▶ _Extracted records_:
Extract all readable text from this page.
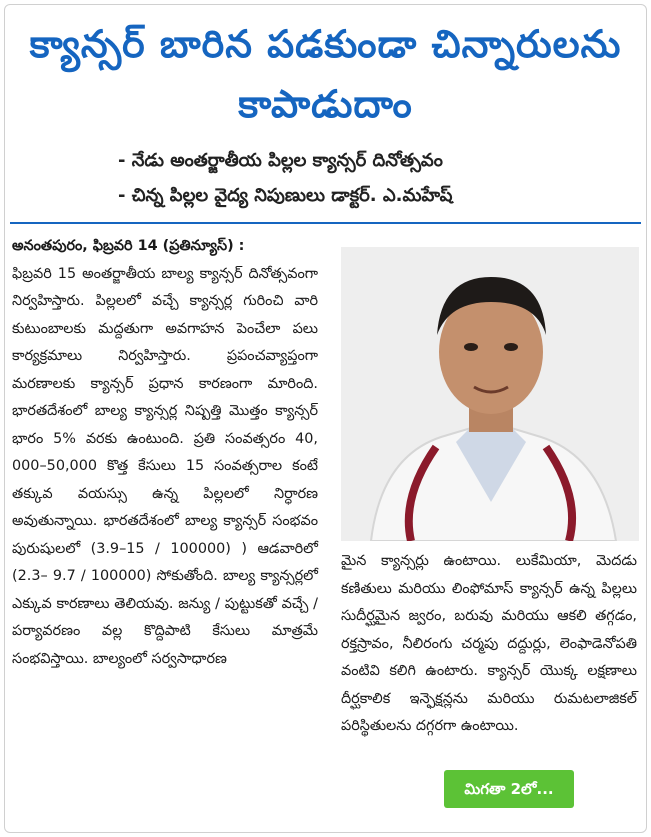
క్యాన్సర్ బారిన పడకుండా చిన్నారులను
కాపాడుదాం
- నేడు అంతర్జాతీయ పిల్లల క్యాన్సర్ దినోత్సవం
- చిన్న పిల్లల వైద్య నిపుణులు డాక్టర్. ఎ.మహేష్

అనంతపురం, ఫిబ్రవరి 14 (ప్రతిన్యూస్) :

ఫిబ్రవరి 15 అంతర్జాతీయ బాల్య క్యాన్సర్ దినోత్సవంగా నిర్వహిస్తారు. పిల్లలలో వచ్చే క్యాన్సర్ల గురించి వారి కుటుంబాలకు మద్దతుగా అవగాహన పెంచేలా పలు కార్యక్రమాలు నిర్వహిస్తారు. ప్రపంచవ్యాప్తంగా మరణాలకు క్యాన్సర్ ప్రధాన కారణంగా మారింది. భారతదేశంలో బాల్య క్యాన్సర్ల నిష్పత్తి మొత్తం క్యాన్సర్ భారం 5% వరకు ఉంటుంది. ప్రతి సంవత్సరం 40, 000–50,000 కొత్త కేసులు 15 సంవత్సరాల కంటే తక్కువ వయస్సు ఉన్న పిల్లలలో నిర్ధారణ అవుతున్నాయి. భారతదేశంలో బాల్య క్యాన్సర్ సంభవం పురుషులలో (3.9–15 / 100000) ) ఆడవారిలో (2.3– 9.7 / 100000) సోకుతోంది. బాల్య క్యాన్సర్లలో ఎక్కువ కారణాలు తెలియవు. జన్యు / పుట్టుకతో వచ్చే / పర్యావరణం వల్ల కొద్దిపాటి కేసులు మాత్రమే సంభవిస్తాయి. బాల్యంలో సర్వసాధారణ

మైన క్యాన్సర్లు ఉంటాయి. లుకేమియా, మెదడు కణితులు మరియు లింఫోమాస్ క్యాన్సర్ ఉన్న పిల్లలు సుదీర్ఘమైన జ్వరం, బరువు మరియు ఆకలి తగ్గడం, రక్తస్రావం, నీలిరంగు చర్మపు దద్దుర్లు, లెంఫాడెనోపతి వంటివి కలిగి ఉంటారు. క్యాన్సర్ యొక్క లక్షణాలు దీర్ఘకాలిక ఇన్ఫెక్షన్లను మరియు రుమటలాజికల్ పరిస్థితులను దగ్గరగా ఉంటాయి.

మిగతా 2లో...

▶ _Given problem_:
Transcribe all the lines above exactly, apart from the pictures.

▶ _Answer to the exercise_:
Extract all readable text from this page.
క్యాన్సర్ బారిన పడకుండా చిన్నారులను
కాపాడుదాం
- నేడు అంతర్జాతీయ పిల్లల క్యాన్సర్ దినోత్సవం
- చిన్న పిల్లల వైద్య నిపుణులు డాక్టర్. ఎ.మహేష్

అనంతపురం, ఫిబ్రవరి 14 (ప్రతిన్యూస్) :

ఫిబ్రవరి 15 అంతర్జాతీయ బాల్య క్యాన్సర్ దినోత్సవంగా నిర్వహిస్తారు. పిల్లలలో వచ్చే క్యాన్సర్ల గురించి వారి కుటుంబాలకు మద్దతుగా అవగాహన పెంచేలా పలు కార్యక్రమాలు నిర్వహిస్తారు. ప్రపంచవ్యాప్తంగా మరణాలకు క్యాన్సర్ ప్రధాన కారణంగా మారింది. భారతదేశంలో బాల్య క్యాన్సర్ల నిష్పత్తి మొత్తం క్యాన్సర్ భారం 5% వరకు ఉంటుంది. ప్రతి సంవత్సరం 40, 000–50,000 కొత్త కేసులు 15 సంవత్సరాల కంటే తక్కువ వయస్సు ఉన్న పిల్లలలో నిర్ధారణ అవుతున్నాయి. భారతదేశంలో బాల్య క్యాన్సర్ సంభవం పురుషులలో (3.9–15 / 100000) ) ఆడవారిలో (2.3– 9.7 / 100000) సోకుతోంది. బాల్య క్యాన్సర్లలో ఎక్కువ కారణాలు తెలియవు. జన్యు / పుట్టుకతో వచ్చే / పర్యావరణం వల్ల కొద్దిపాటి కేసులు మాత్రమే సంభవిస్తాయి. బాల్యంలో సర్వసాధారణ

మైన క్యాన్సర్లు ఉంటాయి. లుకేమియా, మెదడు కణితులు మరియు లింఫోమాస్ క్యాన్సర్ ఉన్న పిల్లలు సుదీర్ఘమైన జ్వరం, బరువు మరియు ఆకలి తగ్గడం, రక్తస్రావం, నీలిరంగు చర్మపు దద్దుర్లు, లెంఫాడెనోపతి వంటివి కలిగి ఉంటారు. క్యాన్సర్ యొక్క లక్షణాలు దీర్ఘకాలిక ఇన్ఫెక్షన్లను మరియు రుమటలాజికల్ పరిస్థితులను దగ్గరగా ఉంటాయి.

మిగతా 2లో...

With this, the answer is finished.